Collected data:
____________
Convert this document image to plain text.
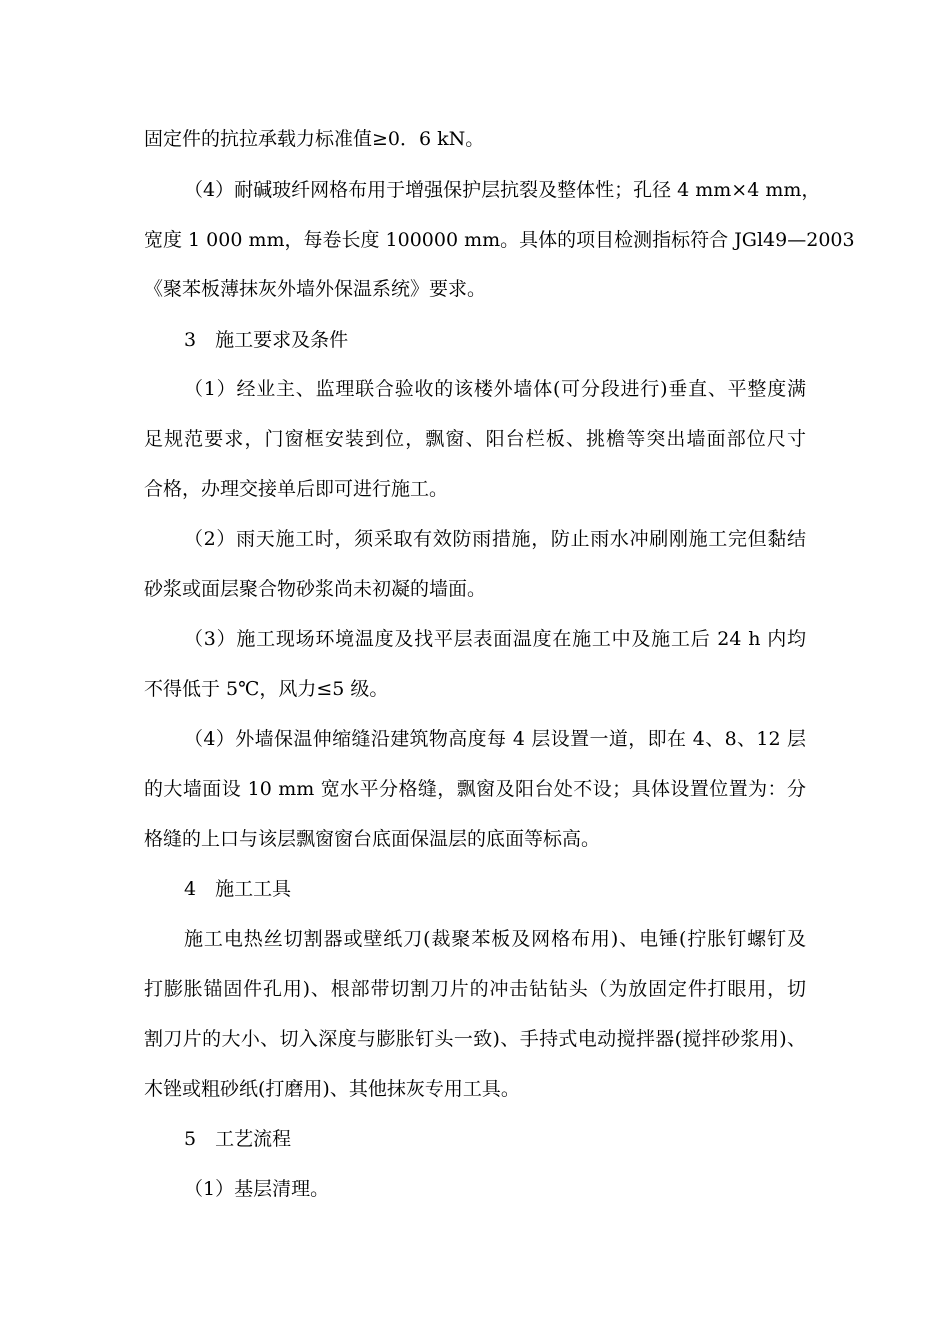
固定件的抗拉承载力标准值≥0．6 kN。
（4）耐碱玻纤网格布用于增强保护层抗裂及整体性；孔径 4 mm×4 mm，
宽度 1 000 mm，每卷长度 100000 mm。具体的项目检测指标符合 JGl49—2003
《聚苯板薄抹灰外墙外保温系统》要求。
3　施工要求及条件
（1）经业主、监理联合验收的该楼外墙体(可分段进行)垂直、平整度满
足规范要求，门窗框安装到位，飘窗、阳台栏板、挑檐等突出墙面部位尺寸
合格，办理交接单后即可进行施工。
（2）雨天施工时，须采取有效防雨措施，防止雨水冲刷刚施工完但黏结
砂浆或面层聚合物砂浆尚未初凝的墙面。
（3）施工现场环境温度及找平层表面温度在施工中及施工后 24 h 内均
不得低于 5℃，风力≤5 级。
（4）外墙保温伸缩缝沿建筑物高度每 4 层设置一道，即在 4、8、12 层
的大墙面设 10 mm 宽水平分格缝，飘窗及阳台处不设；具体设置位置为：分
格缝的上口与该层飘窗窗台底面保温层的底面等标高。
4　施工工具
施工电热丝切割器或壁纸刀(裁聚苯板及网格布用)、电锤(拧胀钉螺钉及
打膨胀锚固件孔用)、根部带切割刀片的冲击钻钻头（为放固定件打眼用，切
割刀片的大小、切入深度与膨胀钉头一致)、手持式电动搅拌器(搅拌砂浆用)、
木锉或粗砂纸(打磨用)、其他抹灰专用工具。
5　工艺流程
（1）基层清理。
____________
Given task » Using the material above, retype each entry exactly and omit the pictures.

Written response »
Convert this document image to plain text.
固定件的抗拉承载力标准值≥0．6 kN。
（4）耐碱玻纤网格布用于增强保护层抗裂及整体性；孔径 4 mm×4 mm，
宽度 1 000 mm，每卷长度 100000 mm。具体的项目检测指标符合 JGl49—2003
《聚苯板薄抹灰外墙外保温系统》要求。
3　施工要求及条件
（1）经业主、监理联合验收的该楼外墙体(可分段进行)垂直、平整度满
足规范要求，门窗框安装到位，飘窗、阳台栏板、挑檐等突出墙面部位尺寸
合格，办理交接单后即可进行施工。
（2）雨天施工时，须采取有效防雨措施，防止雨水冲刷刚施工完但黏结
砂浆或面层聚合物砂浆尚未初凝的墙面。
（3）施工现场环境温度及找平层表面温度在施工中及施工后 24 h 内均
不得低于 5℃，风力≤5 级。
（4）外墙保温伸缩缝沿建筑物高度每 4 层设置一道，即在 4、8、12 层
的大墙面设 10 mm 宽水平分格缝，飘窗及阳台处不设；具体设置位置为：分
格缝的上口与该层飘窗窗台底面保温层的底面等标高。
4　施工工具
施工电热丝切割器或壁纸刀(裁聚苯板及网格布用)、电锤(拧胀钉螺钉及
打膨胀锚固件孔用)、根部带切割刀片的冲击钻钻头（为放固定件打眼用，切
割刀片的大小、切入深度与膨胀钉头一致)、手持式电动搅拌器(搅拌砂浆用)、
木锉或粗砂纸(打磨用)、其他抹灰专用工具。
5　工艺流程
（1）基层清理。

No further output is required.